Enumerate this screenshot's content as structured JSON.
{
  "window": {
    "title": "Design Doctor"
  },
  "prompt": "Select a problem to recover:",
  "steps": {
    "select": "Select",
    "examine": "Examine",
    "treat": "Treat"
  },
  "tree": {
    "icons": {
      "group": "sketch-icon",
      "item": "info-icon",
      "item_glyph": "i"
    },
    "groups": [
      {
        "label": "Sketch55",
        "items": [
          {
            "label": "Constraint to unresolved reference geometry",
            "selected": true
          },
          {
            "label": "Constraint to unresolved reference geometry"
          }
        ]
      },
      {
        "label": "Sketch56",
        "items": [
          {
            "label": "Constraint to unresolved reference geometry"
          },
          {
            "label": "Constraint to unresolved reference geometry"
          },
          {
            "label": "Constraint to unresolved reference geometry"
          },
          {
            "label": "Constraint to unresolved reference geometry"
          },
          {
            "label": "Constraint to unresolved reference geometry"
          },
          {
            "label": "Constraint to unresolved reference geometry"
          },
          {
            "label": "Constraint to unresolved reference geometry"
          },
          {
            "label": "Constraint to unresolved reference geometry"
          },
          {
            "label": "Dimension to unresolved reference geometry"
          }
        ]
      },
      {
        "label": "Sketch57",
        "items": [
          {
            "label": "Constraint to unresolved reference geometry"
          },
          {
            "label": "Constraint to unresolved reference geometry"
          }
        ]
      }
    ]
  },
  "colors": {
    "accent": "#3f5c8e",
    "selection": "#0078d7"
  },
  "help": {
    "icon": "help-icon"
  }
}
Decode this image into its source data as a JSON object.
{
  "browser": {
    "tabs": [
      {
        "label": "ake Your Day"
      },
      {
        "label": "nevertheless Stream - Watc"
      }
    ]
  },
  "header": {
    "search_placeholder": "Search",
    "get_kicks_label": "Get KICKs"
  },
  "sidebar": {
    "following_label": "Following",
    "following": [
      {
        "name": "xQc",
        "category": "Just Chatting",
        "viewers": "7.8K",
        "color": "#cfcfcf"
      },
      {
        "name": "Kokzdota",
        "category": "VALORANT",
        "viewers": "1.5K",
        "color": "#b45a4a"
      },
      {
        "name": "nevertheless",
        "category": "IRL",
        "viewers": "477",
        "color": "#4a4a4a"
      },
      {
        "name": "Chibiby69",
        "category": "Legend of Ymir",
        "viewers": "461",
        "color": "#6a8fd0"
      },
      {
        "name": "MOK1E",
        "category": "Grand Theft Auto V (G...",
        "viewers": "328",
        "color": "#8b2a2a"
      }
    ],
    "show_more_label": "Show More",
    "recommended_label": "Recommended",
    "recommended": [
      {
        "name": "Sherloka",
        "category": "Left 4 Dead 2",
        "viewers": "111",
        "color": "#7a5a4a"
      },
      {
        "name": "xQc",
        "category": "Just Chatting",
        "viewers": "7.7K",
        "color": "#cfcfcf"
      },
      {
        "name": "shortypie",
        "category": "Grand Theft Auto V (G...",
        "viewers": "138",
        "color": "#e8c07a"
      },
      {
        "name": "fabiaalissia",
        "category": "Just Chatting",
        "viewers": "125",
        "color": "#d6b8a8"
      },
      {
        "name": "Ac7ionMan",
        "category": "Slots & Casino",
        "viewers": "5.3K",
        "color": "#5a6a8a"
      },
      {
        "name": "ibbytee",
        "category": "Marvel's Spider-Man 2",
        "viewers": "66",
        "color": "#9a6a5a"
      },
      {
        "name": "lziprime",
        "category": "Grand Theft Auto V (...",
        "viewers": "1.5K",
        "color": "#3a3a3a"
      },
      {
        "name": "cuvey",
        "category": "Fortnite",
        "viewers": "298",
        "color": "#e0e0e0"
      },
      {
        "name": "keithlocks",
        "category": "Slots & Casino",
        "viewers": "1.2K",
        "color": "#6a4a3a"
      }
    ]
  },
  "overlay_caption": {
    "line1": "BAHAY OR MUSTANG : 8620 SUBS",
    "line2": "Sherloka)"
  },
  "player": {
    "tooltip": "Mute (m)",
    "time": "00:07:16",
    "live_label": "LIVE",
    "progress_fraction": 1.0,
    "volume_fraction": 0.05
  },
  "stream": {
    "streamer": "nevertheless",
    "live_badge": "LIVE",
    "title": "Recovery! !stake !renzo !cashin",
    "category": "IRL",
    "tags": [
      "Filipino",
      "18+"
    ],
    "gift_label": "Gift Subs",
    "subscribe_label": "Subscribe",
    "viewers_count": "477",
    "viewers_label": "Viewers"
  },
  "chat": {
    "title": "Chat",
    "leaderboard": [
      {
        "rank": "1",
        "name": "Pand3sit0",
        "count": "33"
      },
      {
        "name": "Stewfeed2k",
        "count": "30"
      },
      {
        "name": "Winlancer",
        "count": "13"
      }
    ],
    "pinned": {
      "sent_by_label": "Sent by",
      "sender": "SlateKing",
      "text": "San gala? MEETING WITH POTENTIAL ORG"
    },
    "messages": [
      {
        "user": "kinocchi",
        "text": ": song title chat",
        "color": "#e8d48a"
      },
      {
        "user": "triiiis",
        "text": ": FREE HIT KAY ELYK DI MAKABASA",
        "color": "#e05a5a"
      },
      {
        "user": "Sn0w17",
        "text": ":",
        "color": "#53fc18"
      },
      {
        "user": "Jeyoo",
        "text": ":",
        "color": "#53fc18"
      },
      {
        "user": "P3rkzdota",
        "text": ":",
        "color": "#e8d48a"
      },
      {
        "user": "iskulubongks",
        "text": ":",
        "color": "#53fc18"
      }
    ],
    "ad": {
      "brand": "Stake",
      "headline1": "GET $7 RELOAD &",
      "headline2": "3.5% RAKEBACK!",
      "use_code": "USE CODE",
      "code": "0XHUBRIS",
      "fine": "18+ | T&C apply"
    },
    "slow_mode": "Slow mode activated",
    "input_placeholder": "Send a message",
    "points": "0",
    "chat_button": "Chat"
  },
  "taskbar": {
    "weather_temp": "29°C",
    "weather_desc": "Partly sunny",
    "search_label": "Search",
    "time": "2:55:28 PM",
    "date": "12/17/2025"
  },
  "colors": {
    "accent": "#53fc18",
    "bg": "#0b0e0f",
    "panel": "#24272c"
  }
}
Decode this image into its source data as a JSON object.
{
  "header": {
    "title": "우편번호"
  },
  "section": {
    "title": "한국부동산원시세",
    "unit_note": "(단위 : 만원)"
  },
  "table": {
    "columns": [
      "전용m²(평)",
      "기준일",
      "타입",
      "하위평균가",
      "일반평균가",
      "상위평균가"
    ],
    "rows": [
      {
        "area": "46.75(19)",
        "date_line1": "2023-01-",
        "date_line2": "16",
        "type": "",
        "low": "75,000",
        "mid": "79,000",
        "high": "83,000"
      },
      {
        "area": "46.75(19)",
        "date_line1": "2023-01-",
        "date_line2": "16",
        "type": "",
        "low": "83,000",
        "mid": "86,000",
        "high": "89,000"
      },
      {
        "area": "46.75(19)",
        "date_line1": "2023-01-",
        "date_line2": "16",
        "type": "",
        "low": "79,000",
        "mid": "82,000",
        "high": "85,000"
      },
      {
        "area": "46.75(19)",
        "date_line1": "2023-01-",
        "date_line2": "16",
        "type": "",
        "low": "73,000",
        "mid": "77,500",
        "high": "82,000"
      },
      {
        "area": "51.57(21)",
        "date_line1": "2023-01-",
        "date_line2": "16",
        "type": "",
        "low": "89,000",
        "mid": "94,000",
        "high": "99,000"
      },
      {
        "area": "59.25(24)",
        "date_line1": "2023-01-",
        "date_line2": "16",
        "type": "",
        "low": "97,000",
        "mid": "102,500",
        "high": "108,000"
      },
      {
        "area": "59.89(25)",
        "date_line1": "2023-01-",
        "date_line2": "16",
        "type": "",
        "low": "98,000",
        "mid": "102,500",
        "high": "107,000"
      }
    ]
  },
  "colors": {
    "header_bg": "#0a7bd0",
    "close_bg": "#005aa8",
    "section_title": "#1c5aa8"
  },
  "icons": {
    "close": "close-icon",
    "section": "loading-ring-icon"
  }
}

_TASK_. Pull out and copy each line containing the string "user".

_THE SOLUTION_.
        "user": "kinocchi",
        "user": "triiiis",
        "user": "Sn0w17",
        "user": "Jeyoo",
        "user": "P3rkzdota",
        "user": "iskulubongks",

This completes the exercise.